-- Start --

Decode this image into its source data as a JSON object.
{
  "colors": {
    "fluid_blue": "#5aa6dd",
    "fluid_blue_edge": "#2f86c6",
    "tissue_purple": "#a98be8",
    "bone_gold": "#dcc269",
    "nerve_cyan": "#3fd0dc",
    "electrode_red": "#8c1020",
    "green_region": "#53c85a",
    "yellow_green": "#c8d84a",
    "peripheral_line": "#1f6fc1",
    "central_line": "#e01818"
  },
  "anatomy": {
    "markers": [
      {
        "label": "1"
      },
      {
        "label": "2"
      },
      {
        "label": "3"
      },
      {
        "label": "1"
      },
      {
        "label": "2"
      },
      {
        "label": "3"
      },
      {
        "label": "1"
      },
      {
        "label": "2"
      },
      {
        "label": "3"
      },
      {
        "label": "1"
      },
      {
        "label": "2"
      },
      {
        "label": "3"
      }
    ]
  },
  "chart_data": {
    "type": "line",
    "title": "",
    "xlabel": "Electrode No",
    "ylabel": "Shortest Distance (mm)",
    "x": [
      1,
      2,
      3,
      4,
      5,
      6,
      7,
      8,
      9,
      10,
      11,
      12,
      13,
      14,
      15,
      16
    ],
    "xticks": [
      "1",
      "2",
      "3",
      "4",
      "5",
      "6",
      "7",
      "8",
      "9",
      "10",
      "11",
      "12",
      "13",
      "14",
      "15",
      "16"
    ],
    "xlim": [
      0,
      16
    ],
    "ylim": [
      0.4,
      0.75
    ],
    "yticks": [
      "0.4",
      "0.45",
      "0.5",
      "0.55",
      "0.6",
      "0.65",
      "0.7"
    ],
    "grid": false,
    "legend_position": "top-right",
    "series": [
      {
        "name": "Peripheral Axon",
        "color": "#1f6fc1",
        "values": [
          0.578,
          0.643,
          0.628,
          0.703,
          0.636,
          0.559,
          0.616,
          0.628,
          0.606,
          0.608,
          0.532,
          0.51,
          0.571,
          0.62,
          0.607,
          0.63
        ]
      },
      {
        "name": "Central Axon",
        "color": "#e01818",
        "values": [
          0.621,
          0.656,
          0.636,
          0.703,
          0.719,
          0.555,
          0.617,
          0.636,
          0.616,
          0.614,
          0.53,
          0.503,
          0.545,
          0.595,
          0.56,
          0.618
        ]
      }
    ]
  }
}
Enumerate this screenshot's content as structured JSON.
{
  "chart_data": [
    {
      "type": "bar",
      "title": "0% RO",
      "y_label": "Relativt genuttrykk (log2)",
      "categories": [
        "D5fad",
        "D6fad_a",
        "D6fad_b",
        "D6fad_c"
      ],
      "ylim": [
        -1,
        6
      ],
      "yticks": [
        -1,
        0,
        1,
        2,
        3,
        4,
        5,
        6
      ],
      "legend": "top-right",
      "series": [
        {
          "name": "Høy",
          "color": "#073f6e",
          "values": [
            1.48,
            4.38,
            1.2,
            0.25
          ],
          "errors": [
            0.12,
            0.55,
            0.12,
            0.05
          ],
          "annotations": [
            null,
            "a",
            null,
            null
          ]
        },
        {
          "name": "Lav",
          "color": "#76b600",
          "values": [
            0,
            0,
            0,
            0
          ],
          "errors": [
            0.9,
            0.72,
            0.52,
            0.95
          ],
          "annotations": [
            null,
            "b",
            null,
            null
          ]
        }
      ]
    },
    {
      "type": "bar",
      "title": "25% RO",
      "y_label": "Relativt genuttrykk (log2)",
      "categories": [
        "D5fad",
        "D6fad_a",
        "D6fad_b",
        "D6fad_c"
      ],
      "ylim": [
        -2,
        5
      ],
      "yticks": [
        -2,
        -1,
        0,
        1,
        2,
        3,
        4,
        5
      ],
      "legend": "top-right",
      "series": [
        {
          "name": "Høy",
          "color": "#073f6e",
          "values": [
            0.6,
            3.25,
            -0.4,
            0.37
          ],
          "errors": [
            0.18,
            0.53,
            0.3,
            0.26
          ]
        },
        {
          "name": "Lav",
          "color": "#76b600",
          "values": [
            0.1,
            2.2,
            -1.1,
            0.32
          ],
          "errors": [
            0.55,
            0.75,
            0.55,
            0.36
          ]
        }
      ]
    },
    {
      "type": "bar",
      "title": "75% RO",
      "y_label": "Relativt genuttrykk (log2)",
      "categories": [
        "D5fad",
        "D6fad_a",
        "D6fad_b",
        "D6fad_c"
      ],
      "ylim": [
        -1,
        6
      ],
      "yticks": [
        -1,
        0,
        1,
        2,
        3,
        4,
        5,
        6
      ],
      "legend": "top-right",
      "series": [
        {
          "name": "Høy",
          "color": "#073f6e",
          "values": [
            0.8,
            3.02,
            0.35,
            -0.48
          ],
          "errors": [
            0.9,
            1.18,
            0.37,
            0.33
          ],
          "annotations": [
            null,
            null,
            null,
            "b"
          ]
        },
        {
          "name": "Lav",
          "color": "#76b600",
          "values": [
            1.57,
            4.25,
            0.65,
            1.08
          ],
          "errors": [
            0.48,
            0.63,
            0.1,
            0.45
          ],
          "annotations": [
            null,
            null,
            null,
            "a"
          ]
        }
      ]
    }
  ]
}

-- End --

● TASK REQUIREMENTS:
Faithfully transcribe the whole of the data.

● FINAL RESULT:
Decode this image into its source data as a JSON object.
{
  "colors": {
    "fluid_blue": "#5aa6dd",
    "fluid_blue_edge": "#2f86c6",
    "tissue_purple": "#a98be8",
    "bone_gold": "#dcc269",
    "nerve_cyan": "#3fd0dc",
    "electrode_red": "#8c1020",
    "green_region": "#53c85a",
    "yellow_green": "#c8d84a",
    "peripheral_line": "#1f6fc1",
    "central_line": "#e01818"
  },
  "anatomy": {
    "markers": [
      {
        "label": "1"
      },
      {
        "label": "2"
      },
      {
        "label": "3"
      },
      {
        "label": "1"
      },
      {
        "label": "2"
      },
      {
        "label": "3"
      },
      {
        "label": "1"
      },
      {
        "label": "2"
      },
      {
        "label": "3"
      },
      {
        "label": "1"
      },
      {
        "label": "2"
      },
      {
        "label": "3"
      }
    ]
  },
  "chart_data": {
    "type": "line",
    "title": "",
    "xlabel": "Electrode No",
    "ylabel": "Shortest Distance (mm)",
    "x": [
      1,
      2,
      3,
      4,
      5,
      6,
      7,
      8,
      9,
      10,
      11,
      12,
      13,
      14,
      15,
      16
    ],
    "xticks": [
      "1",
      "2",
      "3",
      "4",
      "5",
      "6",
      "7",
      "8",
      "9",
      "10",
      "11",
      "12",
      "13",
      "14",
      "15",
      "16"
    ],
    "xlim": [
      0,
      16
    ],
    "ylim": [
      0.4,
      0.75
    ],
    "yticks": [
      "0.4",
      "0.45",
      "0.5",
      "0.55",
      "0.6",
      "0.65",
      "0.7"
    ],
    "grid": false,
    "legend_position": "top-right",
    "series": [
      {
        "name": "Peripheral Axon",
        "color": "#1f6fc1",
        "values": [
          0.578,
          0.643,
          0.628,
          0.703,
          0.636,
          0.559,
          0.616,
          0.628,
          0.606,
          0.608,
          0.532,
          0.51,
          0.571,
          0.62,
          0.607,
          0.63
        ]
      },
      {
        "name": "Central Axon",
        "color": "#e01818",
        "values": [
          0.621,
          0.656,
          0.636,
          0.703,
          0.719,
          0.555,
          0.617,
          0.636,
          0.616,
          0.614,
          0.53,
          0.503,
          0.545,
          0.595,
          0.56,
          0.618
        ]
      }
    ]
  }
}
Enumerate this screenshot's content as structured JSON.
{
  "chart_data": [
    {
      "type": "bar",
      "title": "0% RO",
      "y_label": "Relativt genuttrykk (log2)",
      "categories": [
        "D5fad",
        "D6fad_a",
        "D6fad_b",
        "D6fad_c"
      ],
      "ylim": [
        -1,
        6
      ],
      "yticks": [
        -1,
        0,
        1,
        2,
        3,
        4,
        5,
        6
      ],
      "legend": "top-right",
      "series": [
        {
          "name": "Høy",
          "color": "#073f6e",
          "values": [
            1.48,
            4.38,
            1.2,
            0.25
          ],
          "errors": [
            0.12,
            0.55,
            0.12,
            0.05
          ],
          "annotations": [
            null,
            "a",
            null,
            null
          ]
        },
        {
          "name": "Lav",
          "color": "#76b600",
          "values": [
            0,
            0,
            0,
            0
          ],
          "errors": [
            0.9,
            0.72,
            0.52,
            0.95
          ],
          "annotations": [
            null,
            "b",
            null,
            null
          ]
        }
      ]
    },
    {
      "type": "bar",
      "title": "25% RO",
      "y_label": "Relativt genuttrykk (log2)",
      "categories": [
        "D5fad",
        "D6fad_a",
        "D6fad_b",
        "D6fad_c"
      ],
      "ylim": [
        -2,
        5
      ],
      "yticks": [
        -2,
        -1,
        0,
        1,
        2,
        3,
        4,
        5
      ],
      "legend": "top-right",
      "series": [
        {
          "name": "Høy",
          "color": "#073f6e",
          "values": [
            0.6,
            3.25,
            -0.4,
            0.37
          ],
          "errors": [
            0.18,
            0.53,
            0.3,
            0.26
          ]
        },
        {
          "name": "Lav",
          "color": "#76b600",
          "values": [
            0.1,
            2.2,
            -1.1,
            0.32
          ],
          "errors": [
            0.55,
            0.75,
            0.55,
            0.36
          ]
        }
      ]
    },
    {
      "type": "bar",
      "title": "75% RO",
      "y_label": "Relativt genuttrykk (log2)",
      "categories": [
        "D5fad",
        "D6fad_a",
        "D6fad_b",
        "D6fad_c"
      ],
      "ylim": [
        -1,
        6
      ],
      "yticks": [
        -1,
        0,
        1,
        2,
        3,
        4,
        5,
        6
      ],
      "legend": "top-right",
      "series": [
        {
          "name": "Høy",
          "color": "#073f6e",
          "values": [
            0.8,
            3.02,
            0.35,
            -0.48
          ],
          "errors": [
            0.9,
            1.18,
            0.37,
            0.33
          ],
          "annotations": [
            null,
            null,
            null,
            "b"
          ]
        },
        {
          "name": "Lav",
          "color": "#76b600",
          "values": [
            1.57,
            4.25,
            0.65,
            1.08
          ],
          "errors": [
            0.48,
            0.63,
            0.1,
            0.45
          ],
          "annotations": [
            null,
            null,
            null,
            "a"
          ]
        }
      ]
    }
  ]
}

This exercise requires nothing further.